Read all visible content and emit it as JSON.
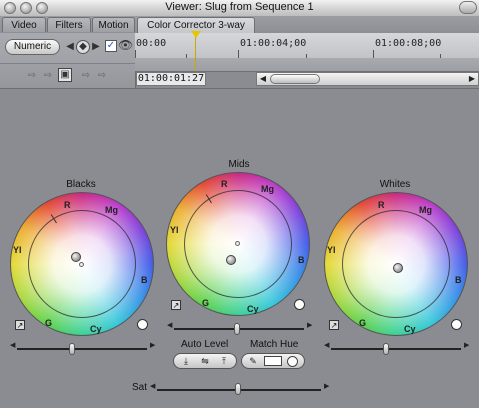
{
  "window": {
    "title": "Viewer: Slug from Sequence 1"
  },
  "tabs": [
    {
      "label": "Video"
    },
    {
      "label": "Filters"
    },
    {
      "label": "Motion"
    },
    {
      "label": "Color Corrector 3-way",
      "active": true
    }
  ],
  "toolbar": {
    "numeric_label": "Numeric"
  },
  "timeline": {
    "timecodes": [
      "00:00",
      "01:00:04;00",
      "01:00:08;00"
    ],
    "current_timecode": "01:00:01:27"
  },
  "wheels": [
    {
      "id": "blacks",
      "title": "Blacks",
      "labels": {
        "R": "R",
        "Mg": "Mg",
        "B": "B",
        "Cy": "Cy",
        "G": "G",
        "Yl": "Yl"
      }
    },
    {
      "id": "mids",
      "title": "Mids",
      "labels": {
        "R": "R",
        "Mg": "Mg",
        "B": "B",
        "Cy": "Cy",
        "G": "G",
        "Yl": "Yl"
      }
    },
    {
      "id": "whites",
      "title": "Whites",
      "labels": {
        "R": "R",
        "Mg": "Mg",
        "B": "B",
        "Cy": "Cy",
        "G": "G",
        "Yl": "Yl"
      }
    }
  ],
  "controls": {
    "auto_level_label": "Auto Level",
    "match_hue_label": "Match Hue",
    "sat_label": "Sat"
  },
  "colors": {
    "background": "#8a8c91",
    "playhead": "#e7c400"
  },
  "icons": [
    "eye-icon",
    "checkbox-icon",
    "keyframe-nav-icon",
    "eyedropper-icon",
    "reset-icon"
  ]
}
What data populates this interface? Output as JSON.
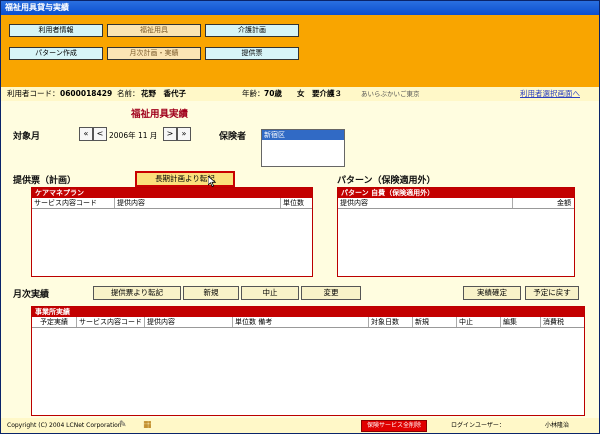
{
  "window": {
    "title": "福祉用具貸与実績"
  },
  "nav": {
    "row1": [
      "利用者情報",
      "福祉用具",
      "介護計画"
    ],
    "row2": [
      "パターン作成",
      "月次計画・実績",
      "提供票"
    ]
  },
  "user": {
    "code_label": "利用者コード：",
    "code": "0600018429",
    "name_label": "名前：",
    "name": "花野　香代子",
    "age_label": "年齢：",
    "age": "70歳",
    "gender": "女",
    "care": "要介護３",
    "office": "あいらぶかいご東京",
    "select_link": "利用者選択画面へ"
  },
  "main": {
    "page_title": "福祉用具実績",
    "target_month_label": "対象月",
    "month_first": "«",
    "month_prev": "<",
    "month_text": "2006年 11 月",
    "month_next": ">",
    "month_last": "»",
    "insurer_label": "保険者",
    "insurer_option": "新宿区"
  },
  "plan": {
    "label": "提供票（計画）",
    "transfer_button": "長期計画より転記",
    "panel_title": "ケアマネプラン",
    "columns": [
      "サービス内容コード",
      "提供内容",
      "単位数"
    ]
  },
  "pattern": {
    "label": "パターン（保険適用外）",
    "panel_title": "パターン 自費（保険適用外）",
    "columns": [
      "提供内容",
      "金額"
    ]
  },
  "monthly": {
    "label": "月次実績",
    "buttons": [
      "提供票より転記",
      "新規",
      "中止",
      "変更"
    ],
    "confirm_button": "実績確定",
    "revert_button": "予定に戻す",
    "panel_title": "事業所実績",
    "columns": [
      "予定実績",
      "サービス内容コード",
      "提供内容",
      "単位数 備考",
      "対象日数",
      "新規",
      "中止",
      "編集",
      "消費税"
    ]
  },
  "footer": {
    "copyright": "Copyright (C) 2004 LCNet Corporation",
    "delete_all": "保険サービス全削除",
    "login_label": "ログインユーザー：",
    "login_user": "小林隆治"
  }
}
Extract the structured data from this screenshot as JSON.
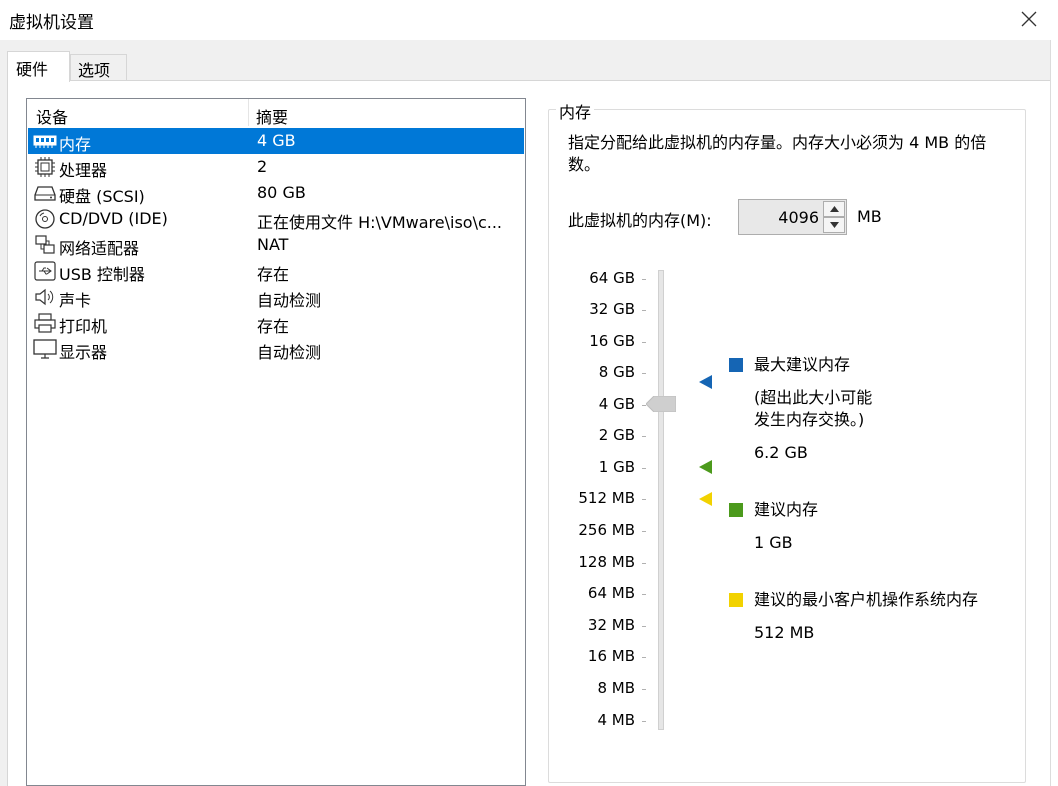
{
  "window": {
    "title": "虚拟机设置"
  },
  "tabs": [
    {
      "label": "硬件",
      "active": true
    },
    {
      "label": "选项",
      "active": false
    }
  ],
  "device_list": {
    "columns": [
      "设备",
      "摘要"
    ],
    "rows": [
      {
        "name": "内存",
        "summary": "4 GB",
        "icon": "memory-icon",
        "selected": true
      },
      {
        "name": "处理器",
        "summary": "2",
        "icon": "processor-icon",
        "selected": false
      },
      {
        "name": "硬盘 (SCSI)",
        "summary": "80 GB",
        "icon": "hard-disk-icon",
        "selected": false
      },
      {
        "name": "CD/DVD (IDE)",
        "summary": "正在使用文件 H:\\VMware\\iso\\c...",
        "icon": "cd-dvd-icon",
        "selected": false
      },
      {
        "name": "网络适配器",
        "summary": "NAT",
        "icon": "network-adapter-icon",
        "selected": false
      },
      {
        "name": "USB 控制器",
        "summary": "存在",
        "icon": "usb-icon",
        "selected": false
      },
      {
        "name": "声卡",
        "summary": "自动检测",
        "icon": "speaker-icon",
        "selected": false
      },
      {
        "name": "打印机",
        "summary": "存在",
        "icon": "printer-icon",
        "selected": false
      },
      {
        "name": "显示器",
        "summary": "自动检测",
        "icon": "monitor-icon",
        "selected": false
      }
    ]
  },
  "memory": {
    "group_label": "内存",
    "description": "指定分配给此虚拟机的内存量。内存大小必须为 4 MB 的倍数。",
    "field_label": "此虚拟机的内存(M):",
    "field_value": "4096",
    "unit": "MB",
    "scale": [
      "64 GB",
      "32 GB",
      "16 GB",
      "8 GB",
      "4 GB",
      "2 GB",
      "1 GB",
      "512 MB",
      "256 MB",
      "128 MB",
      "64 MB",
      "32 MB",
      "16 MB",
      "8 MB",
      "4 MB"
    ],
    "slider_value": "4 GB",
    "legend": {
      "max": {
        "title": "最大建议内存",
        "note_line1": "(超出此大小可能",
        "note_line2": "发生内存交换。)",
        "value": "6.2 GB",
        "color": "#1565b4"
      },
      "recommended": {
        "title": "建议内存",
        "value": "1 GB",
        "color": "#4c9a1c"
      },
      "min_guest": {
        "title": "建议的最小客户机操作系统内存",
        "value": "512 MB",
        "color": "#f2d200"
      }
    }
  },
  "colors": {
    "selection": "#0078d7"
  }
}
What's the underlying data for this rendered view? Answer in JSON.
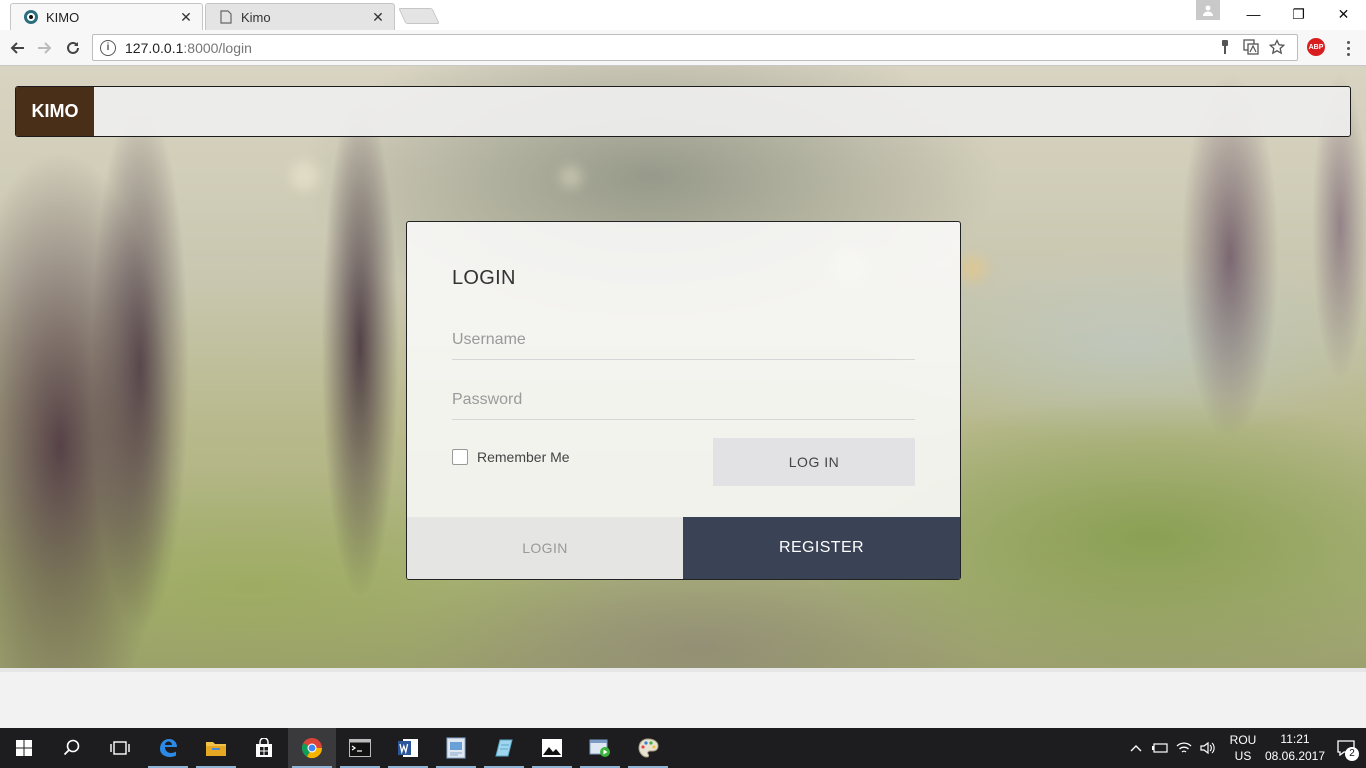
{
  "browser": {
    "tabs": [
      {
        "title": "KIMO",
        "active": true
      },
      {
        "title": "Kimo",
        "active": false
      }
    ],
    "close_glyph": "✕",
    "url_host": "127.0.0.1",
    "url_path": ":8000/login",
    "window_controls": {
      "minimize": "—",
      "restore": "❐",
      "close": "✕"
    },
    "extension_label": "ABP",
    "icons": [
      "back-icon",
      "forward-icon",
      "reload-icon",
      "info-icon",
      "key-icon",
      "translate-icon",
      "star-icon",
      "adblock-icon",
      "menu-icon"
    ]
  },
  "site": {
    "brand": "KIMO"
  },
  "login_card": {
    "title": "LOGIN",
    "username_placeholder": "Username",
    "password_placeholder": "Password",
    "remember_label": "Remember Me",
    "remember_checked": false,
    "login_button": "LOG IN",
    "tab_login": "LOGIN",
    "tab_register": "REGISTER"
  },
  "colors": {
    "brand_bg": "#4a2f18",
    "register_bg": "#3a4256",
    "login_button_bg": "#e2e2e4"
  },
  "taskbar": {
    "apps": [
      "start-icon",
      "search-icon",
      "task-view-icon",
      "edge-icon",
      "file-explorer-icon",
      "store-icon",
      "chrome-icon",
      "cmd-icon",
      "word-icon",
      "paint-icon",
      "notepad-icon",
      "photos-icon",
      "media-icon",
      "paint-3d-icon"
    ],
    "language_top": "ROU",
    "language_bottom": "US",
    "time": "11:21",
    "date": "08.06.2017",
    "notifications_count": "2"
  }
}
= = =
Required task
Copy out every line in the listing where the word "true" appears.

Answer below
      "active": true
      "active": true
        "selected": true
        "active": true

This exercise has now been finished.